--- What needs to be done ---
Copy out each line containing "ÜRETİCİ" from the entries below.

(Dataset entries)
>>>>
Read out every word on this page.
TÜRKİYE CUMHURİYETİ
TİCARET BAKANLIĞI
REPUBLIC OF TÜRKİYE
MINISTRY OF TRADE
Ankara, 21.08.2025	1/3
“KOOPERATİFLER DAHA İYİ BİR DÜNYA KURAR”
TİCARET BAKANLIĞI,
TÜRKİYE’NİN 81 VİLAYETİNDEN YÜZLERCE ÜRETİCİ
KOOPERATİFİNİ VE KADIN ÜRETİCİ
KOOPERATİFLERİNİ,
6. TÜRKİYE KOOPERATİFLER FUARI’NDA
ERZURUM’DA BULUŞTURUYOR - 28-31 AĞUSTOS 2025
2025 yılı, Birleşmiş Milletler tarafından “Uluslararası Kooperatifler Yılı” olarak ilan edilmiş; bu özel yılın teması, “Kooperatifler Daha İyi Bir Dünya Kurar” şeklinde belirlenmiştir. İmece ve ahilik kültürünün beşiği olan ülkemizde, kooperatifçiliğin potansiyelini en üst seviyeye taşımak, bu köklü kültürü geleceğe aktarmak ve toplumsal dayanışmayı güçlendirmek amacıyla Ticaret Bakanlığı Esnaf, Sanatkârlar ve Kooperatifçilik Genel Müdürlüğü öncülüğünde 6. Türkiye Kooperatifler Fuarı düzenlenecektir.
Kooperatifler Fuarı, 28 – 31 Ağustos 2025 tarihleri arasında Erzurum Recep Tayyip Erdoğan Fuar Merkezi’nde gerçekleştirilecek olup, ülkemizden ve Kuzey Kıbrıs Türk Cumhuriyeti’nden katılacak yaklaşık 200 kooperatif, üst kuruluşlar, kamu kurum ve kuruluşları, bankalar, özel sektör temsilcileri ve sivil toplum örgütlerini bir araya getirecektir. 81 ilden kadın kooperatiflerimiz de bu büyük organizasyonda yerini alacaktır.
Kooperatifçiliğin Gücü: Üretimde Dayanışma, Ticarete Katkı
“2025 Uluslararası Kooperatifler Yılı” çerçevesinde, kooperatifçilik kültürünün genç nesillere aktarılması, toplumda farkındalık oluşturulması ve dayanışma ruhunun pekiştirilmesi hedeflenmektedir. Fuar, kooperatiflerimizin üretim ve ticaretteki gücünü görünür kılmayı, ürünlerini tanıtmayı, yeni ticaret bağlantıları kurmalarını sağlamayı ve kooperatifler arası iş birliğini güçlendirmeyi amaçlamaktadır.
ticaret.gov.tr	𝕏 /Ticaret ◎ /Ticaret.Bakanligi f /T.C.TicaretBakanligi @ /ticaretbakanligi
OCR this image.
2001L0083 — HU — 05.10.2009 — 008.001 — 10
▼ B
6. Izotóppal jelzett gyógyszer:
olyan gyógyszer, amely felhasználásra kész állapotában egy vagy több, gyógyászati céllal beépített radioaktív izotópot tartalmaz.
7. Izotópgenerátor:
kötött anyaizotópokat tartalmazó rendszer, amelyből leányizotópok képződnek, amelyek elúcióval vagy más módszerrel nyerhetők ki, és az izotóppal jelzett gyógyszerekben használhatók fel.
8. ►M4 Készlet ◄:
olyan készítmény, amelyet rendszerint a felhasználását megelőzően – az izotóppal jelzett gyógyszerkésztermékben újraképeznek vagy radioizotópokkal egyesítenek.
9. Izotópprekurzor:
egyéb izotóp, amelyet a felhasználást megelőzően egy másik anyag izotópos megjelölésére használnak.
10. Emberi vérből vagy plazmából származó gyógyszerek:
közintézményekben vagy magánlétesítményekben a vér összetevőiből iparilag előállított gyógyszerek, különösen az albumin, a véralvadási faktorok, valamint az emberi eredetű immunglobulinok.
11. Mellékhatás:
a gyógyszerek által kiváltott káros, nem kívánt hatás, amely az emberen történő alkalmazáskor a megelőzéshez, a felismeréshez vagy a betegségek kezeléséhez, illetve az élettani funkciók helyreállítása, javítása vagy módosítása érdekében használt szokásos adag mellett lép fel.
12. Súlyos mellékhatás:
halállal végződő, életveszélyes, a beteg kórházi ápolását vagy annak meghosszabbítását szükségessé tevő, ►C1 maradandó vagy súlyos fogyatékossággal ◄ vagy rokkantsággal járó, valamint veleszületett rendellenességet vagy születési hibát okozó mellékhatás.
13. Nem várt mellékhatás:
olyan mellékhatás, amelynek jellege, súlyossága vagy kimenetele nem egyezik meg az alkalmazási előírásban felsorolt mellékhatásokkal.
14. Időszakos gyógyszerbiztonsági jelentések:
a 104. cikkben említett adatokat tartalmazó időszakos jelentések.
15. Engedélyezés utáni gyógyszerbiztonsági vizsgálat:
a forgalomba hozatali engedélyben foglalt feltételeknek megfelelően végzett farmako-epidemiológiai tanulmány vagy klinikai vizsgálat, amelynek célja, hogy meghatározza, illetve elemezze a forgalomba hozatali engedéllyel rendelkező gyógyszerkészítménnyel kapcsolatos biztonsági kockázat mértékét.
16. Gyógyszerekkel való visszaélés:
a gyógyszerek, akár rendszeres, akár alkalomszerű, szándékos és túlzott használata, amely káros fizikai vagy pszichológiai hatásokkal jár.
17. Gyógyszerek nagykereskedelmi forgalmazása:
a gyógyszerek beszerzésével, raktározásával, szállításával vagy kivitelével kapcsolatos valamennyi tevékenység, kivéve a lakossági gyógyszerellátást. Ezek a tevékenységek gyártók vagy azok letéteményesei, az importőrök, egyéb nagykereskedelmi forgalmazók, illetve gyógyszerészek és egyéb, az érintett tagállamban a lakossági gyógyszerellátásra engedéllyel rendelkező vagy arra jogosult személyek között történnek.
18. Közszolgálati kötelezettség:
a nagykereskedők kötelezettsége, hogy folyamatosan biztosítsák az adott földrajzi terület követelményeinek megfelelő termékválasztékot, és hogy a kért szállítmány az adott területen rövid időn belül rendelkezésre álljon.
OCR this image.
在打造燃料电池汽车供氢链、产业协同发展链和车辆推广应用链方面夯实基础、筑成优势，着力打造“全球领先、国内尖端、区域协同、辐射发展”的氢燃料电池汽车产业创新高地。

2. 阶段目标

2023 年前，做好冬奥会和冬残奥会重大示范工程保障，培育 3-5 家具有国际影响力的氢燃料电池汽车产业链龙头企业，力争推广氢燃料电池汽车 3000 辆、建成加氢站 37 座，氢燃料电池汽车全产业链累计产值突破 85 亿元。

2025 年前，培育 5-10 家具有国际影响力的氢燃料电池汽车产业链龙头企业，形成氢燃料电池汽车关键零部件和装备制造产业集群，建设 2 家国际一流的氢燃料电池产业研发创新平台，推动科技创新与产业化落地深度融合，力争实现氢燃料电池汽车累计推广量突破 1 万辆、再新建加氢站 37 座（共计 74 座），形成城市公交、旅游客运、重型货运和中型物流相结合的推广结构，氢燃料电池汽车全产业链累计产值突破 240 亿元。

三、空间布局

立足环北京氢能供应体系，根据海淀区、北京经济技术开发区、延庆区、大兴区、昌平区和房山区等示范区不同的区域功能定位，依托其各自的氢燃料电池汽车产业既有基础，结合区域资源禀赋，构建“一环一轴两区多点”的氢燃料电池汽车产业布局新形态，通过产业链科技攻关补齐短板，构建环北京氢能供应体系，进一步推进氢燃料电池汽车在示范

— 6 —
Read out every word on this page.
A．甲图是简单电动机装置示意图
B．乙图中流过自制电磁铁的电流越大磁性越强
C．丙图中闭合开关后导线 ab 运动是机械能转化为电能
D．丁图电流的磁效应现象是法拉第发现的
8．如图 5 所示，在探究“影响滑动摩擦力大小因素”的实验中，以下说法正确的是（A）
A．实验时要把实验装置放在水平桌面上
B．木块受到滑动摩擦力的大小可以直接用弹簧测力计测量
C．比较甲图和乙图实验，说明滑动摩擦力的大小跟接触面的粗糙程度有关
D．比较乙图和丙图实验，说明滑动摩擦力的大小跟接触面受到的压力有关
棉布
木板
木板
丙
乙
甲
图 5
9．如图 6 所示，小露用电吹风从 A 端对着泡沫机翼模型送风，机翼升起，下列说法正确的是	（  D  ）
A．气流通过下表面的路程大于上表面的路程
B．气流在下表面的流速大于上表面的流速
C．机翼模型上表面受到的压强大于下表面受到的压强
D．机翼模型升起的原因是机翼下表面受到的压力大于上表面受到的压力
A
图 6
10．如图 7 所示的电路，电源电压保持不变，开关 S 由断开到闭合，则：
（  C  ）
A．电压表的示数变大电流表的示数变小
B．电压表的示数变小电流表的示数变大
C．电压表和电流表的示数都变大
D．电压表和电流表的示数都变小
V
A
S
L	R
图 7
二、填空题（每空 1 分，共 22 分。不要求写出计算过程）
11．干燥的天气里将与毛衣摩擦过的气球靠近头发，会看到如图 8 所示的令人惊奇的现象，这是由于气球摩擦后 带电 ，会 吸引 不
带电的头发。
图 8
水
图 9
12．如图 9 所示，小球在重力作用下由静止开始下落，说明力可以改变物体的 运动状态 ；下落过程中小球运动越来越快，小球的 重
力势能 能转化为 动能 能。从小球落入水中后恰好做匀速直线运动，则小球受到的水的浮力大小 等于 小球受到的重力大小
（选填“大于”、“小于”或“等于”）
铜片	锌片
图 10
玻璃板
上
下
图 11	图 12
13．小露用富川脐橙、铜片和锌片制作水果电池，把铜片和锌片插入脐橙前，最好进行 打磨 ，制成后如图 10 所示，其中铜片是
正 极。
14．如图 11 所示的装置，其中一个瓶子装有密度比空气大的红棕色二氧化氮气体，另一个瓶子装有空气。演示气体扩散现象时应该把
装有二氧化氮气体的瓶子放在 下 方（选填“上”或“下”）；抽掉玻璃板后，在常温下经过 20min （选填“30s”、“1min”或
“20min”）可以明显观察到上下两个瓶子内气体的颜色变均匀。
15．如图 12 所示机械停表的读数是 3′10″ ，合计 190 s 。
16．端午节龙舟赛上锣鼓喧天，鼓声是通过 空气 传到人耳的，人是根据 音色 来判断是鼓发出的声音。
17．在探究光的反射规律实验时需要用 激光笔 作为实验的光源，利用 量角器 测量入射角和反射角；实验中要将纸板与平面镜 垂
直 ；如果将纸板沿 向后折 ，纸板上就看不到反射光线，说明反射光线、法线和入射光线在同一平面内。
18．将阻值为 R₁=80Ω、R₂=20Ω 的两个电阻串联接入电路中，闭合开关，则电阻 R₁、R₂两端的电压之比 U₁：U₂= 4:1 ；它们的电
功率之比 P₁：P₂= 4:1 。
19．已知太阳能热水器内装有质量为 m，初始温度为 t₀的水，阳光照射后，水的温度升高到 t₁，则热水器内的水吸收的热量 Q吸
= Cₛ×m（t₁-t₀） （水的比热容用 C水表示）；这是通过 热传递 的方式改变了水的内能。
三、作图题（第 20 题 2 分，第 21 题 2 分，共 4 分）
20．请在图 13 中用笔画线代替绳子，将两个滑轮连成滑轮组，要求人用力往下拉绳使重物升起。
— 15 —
<<<<
--- Task answer ---
TÜRKİYE’NİN 81 VİLAYETİNDEN YÜZLERCE ÜRETİCİ
KOOPERATİFİNİ VE KADIN ÜRETİCİ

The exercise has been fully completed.